## ITEMS:
════════════════════

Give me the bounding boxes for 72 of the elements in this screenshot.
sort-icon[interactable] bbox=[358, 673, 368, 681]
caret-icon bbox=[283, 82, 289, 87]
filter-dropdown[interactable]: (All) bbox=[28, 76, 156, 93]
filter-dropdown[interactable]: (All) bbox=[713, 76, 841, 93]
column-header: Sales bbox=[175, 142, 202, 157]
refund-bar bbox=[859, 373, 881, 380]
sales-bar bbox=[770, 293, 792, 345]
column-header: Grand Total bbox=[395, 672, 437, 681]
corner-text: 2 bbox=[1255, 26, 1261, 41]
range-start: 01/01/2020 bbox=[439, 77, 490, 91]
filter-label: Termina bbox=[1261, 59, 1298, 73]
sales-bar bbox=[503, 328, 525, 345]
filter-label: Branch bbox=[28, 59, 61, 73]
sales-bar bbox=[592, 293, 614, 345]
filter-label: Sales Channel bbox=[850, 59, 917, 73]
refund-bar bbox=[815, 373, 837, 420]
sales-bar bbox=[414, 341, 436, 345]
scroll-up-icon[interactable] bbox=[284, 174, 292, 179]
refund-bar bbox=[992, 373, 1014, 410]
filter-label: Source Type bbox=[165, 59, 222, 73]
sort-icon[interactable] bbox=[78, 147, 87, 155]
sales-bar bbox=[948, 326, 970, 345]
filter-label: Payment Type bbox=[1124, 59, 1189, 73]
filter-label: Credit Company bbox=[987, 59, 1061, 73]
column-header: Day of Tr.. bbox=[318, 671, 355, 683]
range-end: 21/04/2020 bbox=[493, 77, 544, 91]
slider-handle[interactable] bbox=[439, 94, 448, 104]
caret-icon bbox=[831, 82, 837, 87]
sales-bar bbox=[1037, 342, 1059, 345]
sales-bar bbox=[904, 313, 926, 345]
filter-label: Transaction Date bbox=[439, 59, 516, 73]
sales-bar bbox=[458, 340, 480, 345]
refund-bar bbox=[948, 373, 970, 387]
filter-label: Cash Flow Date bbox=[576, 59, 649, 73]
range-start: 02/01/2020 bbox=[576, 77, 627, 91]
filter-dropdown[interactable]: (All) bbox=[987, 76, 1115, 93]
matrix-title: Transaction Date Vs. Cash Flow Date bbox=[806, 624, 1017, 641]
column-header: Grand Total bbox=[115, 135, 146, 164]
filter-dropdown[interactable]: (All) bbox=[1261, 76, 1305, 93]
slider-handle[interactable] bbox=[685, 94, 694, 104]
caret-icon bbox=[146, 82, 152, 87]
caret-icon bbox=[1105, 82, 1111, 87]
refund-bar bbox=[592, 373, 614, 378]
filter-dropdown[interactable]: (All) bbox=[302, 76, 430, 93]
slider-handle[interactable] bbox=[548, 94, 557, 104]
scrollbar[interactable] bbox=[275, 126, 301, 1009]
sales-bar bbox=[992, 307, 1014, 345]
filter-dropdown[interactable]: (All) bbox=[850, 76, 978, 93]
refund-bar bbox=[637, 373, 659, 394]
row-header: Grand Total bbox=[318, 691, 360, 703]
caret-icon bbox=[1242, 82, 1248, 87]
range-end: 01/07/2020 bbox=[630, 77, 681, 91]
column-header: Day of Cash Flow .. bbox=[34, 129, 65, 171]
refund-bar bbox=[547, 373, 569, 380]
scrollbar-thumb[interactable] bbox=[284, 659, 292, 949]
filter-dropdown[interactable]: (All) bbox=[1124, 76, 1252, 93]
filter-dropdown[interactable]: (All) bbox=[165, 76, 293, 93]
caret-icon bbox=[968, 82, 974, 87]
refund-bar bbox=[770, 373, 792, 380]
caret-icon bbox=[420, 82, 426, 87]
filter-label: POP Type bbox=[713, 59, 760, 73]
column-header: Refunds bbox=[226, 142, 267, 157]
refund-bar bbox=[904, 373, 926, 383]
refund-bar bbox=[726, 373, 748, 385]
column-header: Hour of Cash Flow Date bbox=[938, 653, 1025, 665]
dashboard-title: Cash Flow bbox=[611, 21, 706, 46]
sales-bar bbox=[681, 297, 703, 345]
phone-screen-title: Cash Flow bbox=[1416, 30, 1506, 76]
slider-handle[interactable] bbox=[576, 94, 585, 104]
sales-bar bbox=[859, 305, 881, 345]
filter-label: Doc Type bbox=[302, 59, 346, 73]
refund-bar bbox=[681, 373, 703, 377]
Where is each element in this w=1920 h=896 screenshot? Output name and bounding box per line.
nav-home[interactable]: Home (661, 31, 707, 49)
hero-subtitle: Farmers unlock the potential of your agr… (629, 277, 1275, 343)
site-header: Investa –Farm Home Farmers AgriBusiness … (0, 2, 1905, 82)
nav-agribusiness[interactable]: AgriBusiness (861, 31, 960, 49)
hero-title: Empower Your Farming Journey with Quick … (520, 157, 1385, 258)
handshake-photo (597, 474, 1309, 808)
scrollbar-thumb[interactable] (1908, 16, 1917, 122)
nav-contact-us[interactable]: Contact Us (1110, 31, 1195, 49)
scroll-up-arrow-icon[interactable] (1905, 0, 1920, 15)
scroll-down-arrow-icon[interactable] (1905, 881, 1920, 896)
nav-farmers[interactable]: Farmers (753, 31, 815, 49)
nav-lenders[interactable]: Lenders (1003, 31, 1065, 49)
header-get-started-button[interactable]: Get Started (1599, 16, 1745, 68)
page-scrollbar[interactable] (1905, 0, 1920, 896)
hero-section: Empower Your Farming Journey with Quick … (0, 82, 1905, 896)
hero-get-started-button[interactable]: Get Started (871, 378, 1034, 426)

════════════════════

## WHAT IS EXPECTED:
Rewrite all of the items above with "interactable" swapped for "clickable" wherever it occurs, and leave everything else unchanged.

## EXERCISE ANSWER:
Give me the bounding boxes for 72 of the elements in this screenshot.
sort-icon[clickable] bbox=[358, 673, 368, 681]
caret-icon bbox=[283, 82, 289, 87]
filter-dropdown[clickable]: (All) bbox=[28, 76, 156, 93]
filter-dropdown[clickable]: (All) bbox=[713, 76, 841, 93]
column-header: Sales bbox=[175, 142, 202, 157]
refund-bar bbox=[859, 373, 881, 380]
sales-bar bbox=[770, 293, 792, 345]
column-header: Grand Total bbox=[395, 672, 437, 681]
corner-text: 2 bbox=[1255, 26, 1261, 41]
range-start: 01/01/2020 bbox=[439, 77, 490, 91]
filter-label: Termina bbox=[1261, 59, 1298, 73]
sales-bar bbox=[503, 328, 525, 345]
filter-label: Branch bbox=[28, 59, 61, 73]
sales-bar bbox=[592, 293, 614, 345]
filter-label: Sales Channel bbox=[850, 59, 917, 73]
refund-bar bbox=[815, 373, 837, 420]
sales-bar bbox=[414, 341, 436, 345]
scroll-up-icon[clickable] bbox=[284, 174, 292, 179]
refund-bar bbox=[992, 373, 1014, 410]
filter-label: Source Type bbox=[165, 59, 222, 73]
sort-icon[clickable] bbox=[78, 147, 87, 155]
sales-bar bbox=[948, 326, 970, 345]
filter-label: Payment Type bbox=[1124, 59, 1189, 73]
filter-label: Credit Company bbox=[987, 59, 1061, 73]
column-header: Day of Tr.. bbox=[318, 671, 355, 683]
range-end: 21/04/2020 bbox=[493, 77, 544, 91]
slider-handle[clickable] bbox=[439, 94, 448, 104]
caret-icon bbox=[831, 82, 837, 87]
sales-bar bbox=[1037, 342, 1059, 345]
sales-bar bbox=[904, 313, 926, 345]
filter-label: Transaction Date bbox=[439, 59, 516, 73]
sales-bar bbox=[458, 340, 480, 345]
refund-bar bbox=[948, 373, 970, 387]
filter-label: Cash Flow Date bbox=[576, 59, 649, 73]
range-start: 02/01/2020 bbox=[576, 77, 627, 91]
filter-dropdown[clickable]: (All) bbox=[987, 76, 1115, 93]
matrix-title: Transaction Date Vs. Cash Flow Date bbox=[806, 624, 1017, 641]
column-header: Grand Total bbox=[115, 135, 146, 164]
filter-dropdown[clickable]: (All) bbox=[1261, 76, 1305, 93]
slider-handle[clickable] bbox=[685, 94, 694, 104]
caret-icon bbox=[146, 82, 152, 87]
caret-icon bbox=[1105, 82, 1111, 87]
refund-bar bbox=[592, 373, 614, 378]
filter-dropdown[clickable]: (All) bbox=[302, 76, 430, 93]
slider-handle[clickable] bbox=[548, 94, 557, 104]
scrollbar[clickable] bbox=[275, 126, 301, 1009]
sales-bar bbox=[992, 307, 1014, 345]
filter-dropdown[clickable]: (All) bbox=[850, 76, 978, 93]
refund-bar bbox=[637, 373, 659, 394]
row-header: Grand Total bbox=[318, 691, 360, 703]
caret-icon bbox=[1242, 82, 1248, 87]
range-end: 01/07/2020 bbox=[630, 77, 681, 91]
column-header: Day of Cash Flow .. bbox=[34, 129, 65, 171]
refund-bar bbox=[547, 373, 569, 380]
scrollbar-thumb[clickable] bbox=[284, 659, 292, 949]
filter-dropdown[clickable]: (All) bbox=[1124, 76, 1252, 93]
filter-dropdown[clickable]: (All) bbox=[165, 76, 293, 93]
caret-icon bbox=[968, 82, 974, 87]
refund-bar bbox=[770, 373, 792, 380]
caret-icon bbox=[420, 82, 426, 87]
filter-label: POP Type bbox=[713, 59, 760, 73]
column-header: Refunds bbox=[226, 142, 267, 157]
refund-bar bbox=[904, 373, 926, 383]
refund-bar bbox=[726, 373, 748, 385]
column-header: Hour of Cash Flow Date bbox=[938, 653, 1025, 665]
dashboard-title: Cash Flow bbox=[611, 21, 706, 46]
sales-bar bbox=[681, 297, 703, 345]
phone-screen-title: Cash Flow bbox=[1416, 30, 1506, 76]
slider-handle[clickable] bbox=[576, 94, 585, 104]
sales-bar bbox=[859, 305, 881, 345]
filter-label: Doc Type bbox=[302, 59, 346, 73]
refund-bar bbox=[681, 373, 703, 377]
Where is each element in this w=1920 h=896 screenshot? Output name and bounding box per line.
nav-home[clickable]: Home (661, 31, 707, 49)
hero-subtitle: Farmers unlock the potential of your agr… (629, 277, 1275, 343)
site-header: Investa –Farm Home Farmers AgriBusiness … (0, 2, 1905, 82)
nav-agribusiness[clickable]: AgriBusiness (861, 31, 960, 49)
hero-title: Empower Your Farming Journey with Quick … (520, 157, 1385, 258)
handshake-photo (597, 474, 1309, 808)
scrollbar-thumb[clickable] (1908, 16, 1917, 122)
nav-contact-us[clickable]: Contact Us (1110, 31, 1195, 49)
scroll-up-arrow-icon[clickable] (1905, 0, 1920, 15)
scroll-down-arrow-icon[clickable] (1905, 881, 1920, 896)
nav-farmers[clickable]: Farmers (753, 31, 815, 49)
nav-lenders[clickable]: Lenders (1003, 31, 1065, 49)
header-get-started-button[clickable]: Get Started (1599, 16, 1745, 68)
page-scrollbar[clickable] (1905, 0, 1920, 896)
hero-section: Empower Your Farming Journey with Quick … (0, 82, 1905, 896)
hero-get-started-button[clickable]: Get Started (871, 378, 1034, 426)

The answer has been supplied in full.